Raw data:
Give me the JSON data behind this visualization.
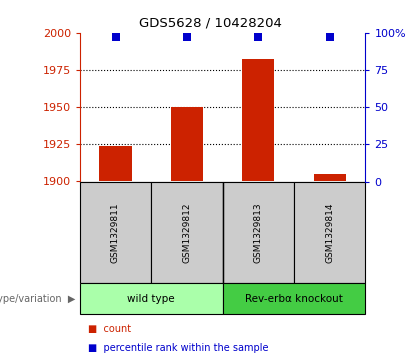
{
  "title": "GDS5628 / 10428204",
  "samples": [
    "GSM1329811",
    "GSM1329812",
    "GSM1329813",
    "GSM1329814"
  ],
  "counts": [
    1924,
    1950,
    1982,
    1905
  ],
  "percentile_ranks": [
    97,
    97,
    97,
    97
  ],
  "ylim_left": [
    1900,
    2000
  ],
  "ylim_right": [
    0,
    100
  ],
  "yticks_left": [
    1900,
    1925,
    1950,
    1975,
    2000
  ],
  "yticks_right": [
    0,
    25,
    50,
    75,
    100
  ],
  "ytick_labels_right": [
    "0",
    "25",
    "50",
    "75",
    "100%"
  ],
  "bar_color": "#cc2200",
  "dot_color": "#0000cc",
  "groups": [
    {
      "label": "wild type",
      "samples_idx": [
        0,
        1
      ],
      "color": "#aaffaa"
    },
    {
      "label": "Rev-erbα knockout",
      "samples_idx": [
        2,
        3
      ],
      "color": "#44cc44"
    }
  ],
  "genotype_label": "genotype/variation",
  "legend_items": [
    {
      "color": "#cc2200",
      "label": "count"
    },
    {
      "color": "#0000cc",
      "label": "percentile rank within the sample"
    }
  ],
  "bar_width": 0.45,
  "dot_size": 35,
  "grid_lines": [
    1925,
    1950,
    1975
  ],
  "sample_cell_color": "#cccccc",
  "arrow_char": "▶",
  "square_char": "■"
}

Exercise aim: The material above must be printed exactly, with its pictures left out.

Result of the task:
Give me the JSON data behind this visualization.
{
  "title": "GDS5628 / 10428204",
  "samples": [
    "GSM1329811",
    "GSM1329812",
    "GSM1329813",
    "GSM1329814"
  ],
  "counts": [
    1924,
    1950,
    1982,
    1905
  ],
  "percentile_ranks": [
    97,
    97,
    97,
    97
  ],
  "ylim_left": [
    1900,
    2000
  ],
  "ylim_right": [
    0,
    100
  ],
  "yticks_left": [
    1900,
    1925,
    1950,
    1975,
    2000
  ],
  "yticks_right": [
    0,
    25,
    50,
    75,
    100
  ],
  "ytick_labels_right": [
    "0",
    "25",
    "50",
    "75",
    "100%"
  ],
  "bar_color": "#cc2200",
  "dot_color": "#0000cc",
  "groups": [
    {
      "label": "wild type",
      "samples_idx": [
        0,
        1
      ],
      "color": "#aaffaa"
    },
    {
      "label": "Rev-erbα knockout",
      "samples_idx": [
        2,
        3
      ],
      "color": "#44cc44"
    }
  ],
  "genotype_label": "genotype/variation",
  "legend_items": [
    {
      "color": "#cc2200",
      "label": "count"
    },
    {
      "color": "#0000cc",
      "label": "percentile rank within the sample"
    }
  ],
  "bar_width": 0.45,
  "dot_size": 35,
  "grid_lines": [
    1925,
    1950,
    1975
  ],
  "sample_cell_color": "#cccccc",
  "arrow_char": "▶",
  "square_char": "■"
}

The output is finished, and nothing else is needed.